* Directions *
Omit every picture, then give all the entries again exactly.

* Data for this exercise *
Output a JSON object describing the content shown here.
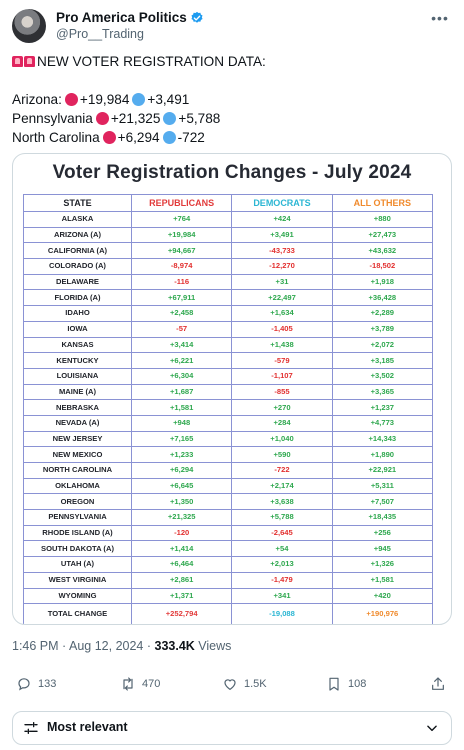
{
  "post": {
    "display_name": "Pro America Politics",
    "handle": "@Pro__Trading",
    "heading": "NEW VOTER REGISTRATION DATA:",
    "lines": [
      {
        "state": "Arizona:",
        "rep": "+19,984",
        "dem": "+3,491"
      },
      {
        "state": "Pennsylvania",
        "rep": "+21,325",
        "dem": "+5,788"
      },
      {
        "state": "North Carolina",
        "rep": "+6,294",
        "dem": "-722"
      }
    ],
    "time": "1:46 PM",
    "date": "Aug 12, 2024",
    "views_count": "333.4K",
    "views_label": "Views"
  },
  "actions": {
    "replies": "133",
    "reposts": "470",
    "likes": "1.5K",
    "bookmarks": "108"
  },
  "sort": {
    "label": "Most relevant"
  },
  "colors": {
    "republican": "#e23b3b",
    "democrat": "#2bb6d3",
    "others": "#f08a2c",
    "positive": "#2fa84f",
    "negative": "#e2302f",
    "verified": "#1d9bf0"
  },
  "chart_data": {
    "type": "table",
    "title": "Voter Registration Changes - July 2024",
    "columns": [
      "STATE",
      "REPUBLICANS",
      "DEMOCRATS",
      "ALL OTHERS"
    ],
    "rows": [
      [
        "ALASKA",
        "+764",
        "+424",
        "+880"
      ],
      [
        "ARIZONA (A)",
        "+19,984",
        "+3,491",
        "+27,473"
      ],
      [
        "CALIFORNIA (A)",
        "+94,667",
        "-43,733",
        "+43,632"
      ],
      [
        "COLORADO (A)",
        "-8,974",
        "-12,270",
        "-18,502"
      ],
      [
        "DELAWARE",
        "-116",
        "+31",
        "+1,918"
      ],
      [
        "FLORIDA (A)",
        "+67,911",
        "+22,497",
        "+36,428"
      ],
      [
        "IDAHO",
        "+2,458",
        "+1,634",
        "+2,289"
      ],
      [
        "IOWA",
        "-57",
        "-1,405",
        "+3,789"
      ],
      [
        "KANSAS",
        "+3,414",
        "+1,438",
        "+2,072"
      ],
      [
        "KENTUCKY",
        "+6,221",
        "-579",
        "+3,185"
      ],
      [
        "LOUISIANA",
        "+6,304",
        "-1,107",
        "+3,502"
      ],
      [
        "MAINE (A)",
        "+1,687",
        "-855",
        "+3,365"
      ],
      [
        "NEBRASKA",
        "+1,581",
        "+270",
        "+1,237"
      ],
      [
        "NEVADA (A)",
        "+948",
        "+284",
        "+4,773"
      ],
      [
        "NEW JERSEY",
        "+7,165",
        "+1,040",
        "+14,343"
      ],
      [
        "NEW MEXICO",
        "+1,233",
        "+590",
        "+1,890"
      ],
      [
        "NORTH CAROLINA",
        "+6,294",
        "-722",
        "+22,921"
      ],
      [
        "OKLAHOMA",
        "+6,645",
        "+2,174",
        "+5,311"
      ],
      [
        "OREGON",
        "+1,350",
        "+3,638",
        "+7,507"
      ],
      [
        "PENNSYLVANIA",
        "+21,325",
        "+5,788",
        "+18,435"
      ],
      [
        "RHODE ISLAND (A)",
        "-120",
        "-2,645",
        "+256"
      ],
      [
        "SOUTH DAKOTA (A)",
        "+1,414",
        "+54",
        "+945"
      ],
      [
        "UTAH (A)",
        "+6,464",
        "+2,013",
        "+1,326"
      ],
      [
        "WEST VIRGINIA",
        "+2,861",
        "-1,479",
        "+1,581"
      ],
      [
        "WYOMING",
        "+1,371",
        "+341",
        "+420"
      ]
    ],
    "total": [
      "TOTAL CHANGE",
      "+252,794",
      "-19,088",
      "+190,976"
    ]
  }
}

* Completed task *
Output a JSON object describing the content shown here.
{
  "post": {
    "display_name": "Pro America Politics",
    "handle": "@Pro__Trading",
    "heading": "NEW VOTER REGISTRATION DATA:",
    "lines": [
      {
        "state": "Arizona:",
        "rep": "+19,984",
        "dem": "+3,491"
      },
      {
        "state": "Pennsylvania",
        "rep": "+21,325",
        "dem": "+5,788"
      },
      {
        "state": "North Carolina",
        "rep": "+6,294",
        "dem": "-722"
      }
    ],
    "time": "1:46 PM",
    "date": "Aug 12, 2024",
    "views_count": "333.4K",
    "views_label": "Views"
  },
  "actions": {
    "replies": "133",
    "reposts": "470",
    "likes": "1.5K",
    "bookmarks": "108"
  },
  "sort": {
    "label": "Most relevant"
  },
  "colors": {
    "republican": "#e23b3b",
    "democrat": "#2bb6d3",
    "others": "#f08a2c",
    "positive": "#2fa84f",
    "negative": "#e2302f",
    "verified": "#1d9bf0"
  },
  "chart_data": {
    "type": "table",
    "title": "Voter Registration Changes - July 2024",
    "columns": [
      "STATE",
      "REPUBLICANS",
      "DEMOCRATS",
      "ALL OTHERS"
    ],
    "rows": [
      [
        "ALASKA",
        "+764",
        "+424",
        "+880"
      ],
      [
        "ARIZONA (A)",
        "+19,984",
        "+3,491",
        "+27,473"
      ],
      [
        "CALIFORNIA (A)",
        "+94,667",
        "-43,733",
        "+43,632"
      ],
      [
        "COLORADO (A)",
        "-8,974",
        "-12,270",
        "-18,502"
      ],
      [
        "DELAWARE",
        "-116",
        "+31",
        "+1,918"
      ],
      [
        "FLORIDA (A)",
        "+67,911",
        "+22,497",
        "+36,428"
      ],
      [
        "IDAHO",
        "+2,458",
        "+1,634",
        "+2,289"
      ],
      [
        "IOWA",
        "-57",
        "-1,405",
        "+3,789"
      ],
      [
        "KANSAS",
        "+3,414",
        "+1,438",
        "+2,072"
      ],
      [
        "KENTUCKY",
        "+6,221",
        "-579",
        "+3,185"
      ],
      [
        "LOUISIANA",
        "+6,304",
        "-1,107",
        "+3,502"
      ],
      [
        "MAINE (A)",
        "+1,687",
        "-855",
        "+3,365"
      ],
      [
        "NEBRASKA",
        "+1,581",
        "+270",
        "+1,237"
      ],
      [
        "NEVADA (A)",
        "+948",
        "+284",
        "+4,773"
      ],
      [
        "NEW JERSEY",
        "+7,165",
        "+1,040",
        "+14,343"
      ],
      [
        "NEW MEXICO",
        "+1,233",
        "+590",
        "+1,890"
      ],
      [
        "NORTH CAROLINA",
        "+6,294",
        "-722",
        "+22,921"
      ],
      [
        "OKLAHOMA",
        "+6,645",
        "+2,174",
        "+5,311"
      ],
      [
        "OREGON",
        "+1,350",
        "+3,638",
        "+7,507"
      ],
      [
        "PENNSYLVANIA",
        "+21,325",
        "+5,788",
        "+18,435"
      ],
      [
        "RHODE ISLAND (A)",
        "-120",
        "-2,645",
        "+256"
      ],
      [
        "SOUTH DAKOTA (A)",
        "+1,414",
        "+54",
        "+945"
      ],
      [
        "UTAH (A)",
        "+6,464",
        "+2,013",
        "+1,326"
      ],
      [
        "WEST VIRGINIA",
        "+2,861",
        "-1,479",
        "+1,581"
      ],
      [
        "WYOMING",
        "+1,371",
        "+341",
        "+420"
      ]
    ],
    "total": [
      "TOTAL CHANGE",
      "+252,794",
      "-19,088",
      "+190,976"
    ]
  }
}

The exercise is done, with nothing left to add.